What to do: For each line below that includes the word "xizmat", make a copy.
=======
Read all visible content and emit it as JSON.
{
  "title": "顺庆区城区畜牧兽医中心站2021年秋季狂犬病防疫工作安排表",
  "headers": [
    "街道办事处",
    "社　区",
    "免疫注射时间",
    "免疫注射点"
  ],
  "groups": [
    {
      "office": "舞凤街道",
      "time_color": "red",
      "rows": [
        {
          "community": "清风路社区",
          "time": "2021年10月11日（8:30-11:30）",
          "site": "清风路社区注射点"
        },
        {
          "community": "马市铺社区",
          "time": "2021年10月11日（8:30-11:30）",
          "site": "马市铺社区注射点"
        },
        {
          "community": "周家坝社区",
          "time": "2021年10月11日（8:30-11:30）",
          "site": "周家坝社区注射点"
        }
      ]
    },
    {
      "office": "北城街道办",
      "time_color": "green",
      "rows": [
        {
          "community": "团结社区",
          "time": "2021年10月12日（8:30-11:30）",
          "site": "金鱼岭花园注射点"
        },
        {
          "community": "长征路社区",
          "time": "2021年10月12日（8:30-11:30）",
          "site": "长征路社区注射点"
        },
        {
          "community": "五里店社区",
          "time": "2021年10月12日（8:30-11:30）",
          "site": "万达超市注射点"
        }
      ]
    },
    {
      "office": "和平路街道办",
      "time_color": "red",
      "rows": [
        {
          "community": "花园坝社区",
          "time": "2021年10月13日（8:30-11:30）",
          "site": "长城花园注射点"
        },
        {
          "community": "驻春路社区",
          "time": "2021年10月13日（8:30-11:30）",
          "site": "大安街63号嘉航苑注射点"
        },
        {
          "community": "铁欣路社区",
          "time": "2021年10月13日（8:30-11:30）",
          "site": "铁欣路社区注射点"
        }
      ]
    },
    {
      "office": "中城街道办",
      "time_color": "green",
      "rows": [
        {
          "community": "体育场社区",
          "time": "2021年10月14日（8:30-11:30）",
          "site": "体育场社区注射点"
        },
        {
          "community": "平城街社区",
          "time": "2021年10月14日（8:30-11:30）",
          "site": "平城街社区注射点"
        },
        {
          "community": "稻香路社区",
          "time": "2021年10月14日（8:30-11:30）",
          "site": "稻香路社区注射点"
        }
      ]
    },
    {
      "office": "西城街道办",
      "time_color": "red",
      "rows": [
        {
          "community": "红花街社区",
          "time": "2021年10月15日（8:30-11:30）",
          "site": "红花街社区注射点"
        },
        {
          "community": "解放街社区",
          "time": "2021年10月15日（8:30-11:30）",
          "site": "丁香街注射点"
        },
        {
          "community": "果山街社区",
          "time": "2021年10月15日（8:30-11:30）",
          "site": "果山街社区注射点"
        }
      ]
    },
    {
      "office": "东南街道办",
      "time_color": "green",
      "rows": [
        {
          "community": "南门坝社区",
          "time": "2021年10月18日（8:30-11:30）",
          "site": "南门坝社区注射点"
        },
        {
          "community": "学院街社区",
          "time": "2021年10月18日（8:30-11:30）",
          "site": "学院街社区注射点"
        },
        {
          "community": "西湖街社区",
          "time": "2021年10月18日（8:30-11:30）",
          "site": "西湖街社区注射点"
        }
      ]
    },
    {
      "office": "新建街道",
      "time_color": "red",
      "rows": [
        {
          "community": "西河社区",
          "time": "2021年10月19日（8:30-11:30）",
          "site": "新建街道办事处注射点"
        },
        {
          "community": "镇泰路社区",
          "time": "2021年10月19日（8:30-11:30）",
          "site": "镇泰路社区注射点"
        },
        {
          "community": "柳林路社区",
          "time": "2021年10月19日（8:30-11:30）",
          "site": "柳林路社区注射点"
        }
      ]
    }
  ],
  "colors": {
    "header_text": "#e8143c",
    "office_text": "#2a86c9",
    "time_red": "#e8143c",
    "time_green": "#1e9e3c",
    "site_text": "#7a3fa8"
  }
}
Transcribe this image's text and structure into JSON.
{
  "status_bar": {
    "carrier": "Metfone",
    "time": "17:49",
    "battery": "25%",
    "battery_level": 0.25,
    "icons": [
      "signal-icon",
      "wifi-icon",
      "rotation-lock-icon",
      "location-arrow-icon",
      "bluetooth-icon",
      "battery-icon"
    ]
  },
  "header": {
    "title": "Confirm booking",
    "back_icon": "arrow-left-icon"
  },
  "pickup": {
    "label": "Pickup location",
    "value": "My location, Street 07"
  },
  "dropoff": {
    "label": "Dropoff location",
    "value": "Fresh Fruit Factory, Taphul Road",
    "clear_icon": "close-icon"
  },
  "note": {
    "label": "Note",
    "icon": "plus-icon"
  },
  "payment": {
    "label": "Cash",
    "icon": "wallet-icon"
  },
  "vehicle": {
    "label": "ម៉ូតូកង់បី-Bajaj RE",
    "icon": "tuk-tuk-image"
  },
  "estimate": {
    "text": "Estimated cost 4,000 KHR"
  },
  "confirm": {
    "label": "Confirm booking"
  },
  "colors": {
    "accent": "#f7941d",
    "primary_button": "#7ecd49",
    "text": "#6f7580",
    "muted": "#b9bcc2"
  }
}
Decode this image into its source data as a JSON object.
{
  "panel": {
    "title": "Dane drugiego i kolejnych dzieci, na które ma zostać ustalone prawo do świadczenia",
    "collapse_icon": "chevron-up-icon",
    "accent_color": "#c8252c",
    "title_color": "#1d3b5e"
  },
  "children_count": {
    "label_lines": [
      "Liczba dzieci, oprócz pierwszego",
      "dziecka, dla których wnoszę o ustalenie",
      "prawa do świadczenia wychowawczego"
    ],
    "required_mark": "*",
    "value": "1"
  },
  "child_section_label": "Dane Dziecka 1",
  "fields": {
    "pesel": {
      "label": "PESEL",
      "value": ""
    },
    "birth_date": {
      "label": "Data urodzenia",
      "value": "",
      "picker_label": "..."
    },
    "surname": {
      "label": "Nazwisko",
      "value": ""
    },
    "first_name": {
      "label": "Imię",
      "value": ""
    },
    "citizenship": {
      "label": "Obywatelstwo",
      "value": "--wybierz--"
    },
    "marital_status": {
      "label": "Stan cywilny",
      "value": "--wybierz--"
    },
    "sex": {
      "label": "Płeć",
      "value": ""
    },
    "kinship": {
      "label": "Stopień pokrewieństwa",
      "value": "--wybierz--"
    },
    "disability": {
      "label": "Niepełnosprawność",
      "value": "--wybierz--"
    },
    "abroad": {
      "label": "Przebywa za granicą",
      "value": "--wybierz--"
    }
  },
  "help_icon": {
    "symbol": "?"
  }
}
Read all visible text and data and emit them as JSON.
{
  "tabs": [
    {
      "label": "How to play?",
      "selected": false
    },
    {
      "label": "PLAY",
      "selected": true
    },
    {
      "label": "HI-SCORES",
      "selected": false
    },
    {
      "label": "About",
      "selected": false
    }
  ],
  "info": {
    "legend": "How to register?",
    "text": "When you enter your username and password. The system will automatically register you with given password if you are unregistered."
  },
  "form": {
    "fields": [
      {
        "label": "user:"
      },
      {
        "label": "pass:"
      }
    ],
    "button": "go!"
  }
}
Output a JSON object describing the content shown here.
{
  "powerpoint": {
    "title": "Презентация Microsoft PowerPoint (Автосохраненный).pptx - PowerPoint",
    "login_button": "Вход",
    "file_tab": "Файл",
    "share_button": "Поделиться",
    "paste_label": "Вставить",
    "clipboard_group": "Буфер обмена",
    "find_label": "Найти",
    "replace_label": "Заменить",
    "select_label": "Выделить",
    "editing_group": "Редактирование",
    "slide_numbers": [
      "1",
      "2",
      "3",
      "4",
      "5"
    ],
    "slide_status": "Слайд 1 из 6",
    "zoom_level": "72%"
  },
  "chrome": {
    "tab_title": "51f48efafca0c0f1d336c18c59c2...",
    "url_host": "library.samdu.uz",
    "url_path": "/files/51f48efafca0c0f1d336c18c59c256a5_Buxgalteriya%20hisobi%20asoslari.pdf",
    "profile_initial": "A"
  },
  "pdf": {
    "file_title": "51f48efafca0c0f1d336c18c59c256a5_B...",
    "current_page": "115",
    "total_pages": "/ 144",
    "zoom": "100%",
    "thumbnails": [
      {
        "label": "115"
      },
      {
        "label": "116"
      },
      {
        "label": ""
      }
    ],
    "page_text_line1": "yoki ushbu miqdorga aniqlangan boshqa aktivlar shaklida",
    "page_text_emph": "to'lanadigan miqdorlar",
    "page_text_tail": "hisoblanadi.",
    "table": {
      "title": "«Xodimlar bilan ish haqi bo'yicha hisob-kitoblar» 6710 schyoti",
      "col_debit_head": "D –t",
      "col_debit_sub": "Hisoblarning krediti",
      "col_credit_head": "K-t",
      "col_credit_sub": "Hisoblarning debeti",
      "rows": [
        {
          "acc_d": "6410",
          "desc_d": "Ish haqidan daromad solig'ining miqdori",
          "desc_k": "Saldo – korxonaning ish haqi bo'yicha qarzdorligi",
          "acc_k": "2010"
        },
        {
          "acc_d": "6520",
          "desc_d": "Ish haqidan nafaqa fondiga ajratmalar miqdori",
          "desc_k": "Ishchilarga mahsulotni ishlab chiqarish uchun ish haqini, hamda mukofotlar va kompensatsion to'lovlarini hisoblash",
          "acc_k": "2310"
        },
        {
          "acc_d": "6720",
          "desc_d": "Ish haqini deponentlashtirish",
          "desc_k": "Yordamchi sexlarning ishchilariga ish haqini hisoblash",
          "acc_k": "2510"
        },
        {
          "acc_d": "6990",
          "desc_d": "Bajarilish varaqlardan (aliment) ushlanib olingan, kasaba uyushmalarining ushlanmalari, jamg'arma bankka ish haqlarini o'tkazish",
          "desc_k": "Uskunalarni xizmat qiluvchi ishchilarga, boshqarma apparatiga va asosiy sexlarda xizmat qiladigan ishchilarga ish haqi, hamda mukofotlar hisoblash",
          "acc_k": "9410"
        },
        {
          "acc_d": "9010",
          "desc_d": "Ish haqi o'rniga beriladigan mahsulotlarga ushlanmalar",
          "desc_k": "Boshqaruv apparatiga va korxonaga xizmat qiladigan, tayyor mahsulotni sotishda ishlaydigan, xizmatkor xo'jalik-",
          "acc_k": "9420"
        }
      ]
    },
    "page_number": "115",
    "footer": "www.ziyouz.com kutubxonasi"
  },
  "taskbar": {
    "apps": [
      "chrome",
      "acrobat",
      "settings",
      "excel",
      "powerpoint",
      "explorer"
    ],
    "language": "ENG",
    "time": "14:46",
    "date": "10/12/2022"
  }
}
=======
Problem solution:
          "desc_k": "Uskunalarni xizmat qiluvchi ishchilarga, boshqarma apparatiga va asosiy sexlarda xizmat qiladigan ishchilarga ish haqi, hamda mukofotlar hisoblash",
          "desc_k": "Boshqaruv apparatiga va korxonaga xizmat qiladigan, tayyor mahsulotni sotishda ishlaydigan, xizmatkor xo'jalik-",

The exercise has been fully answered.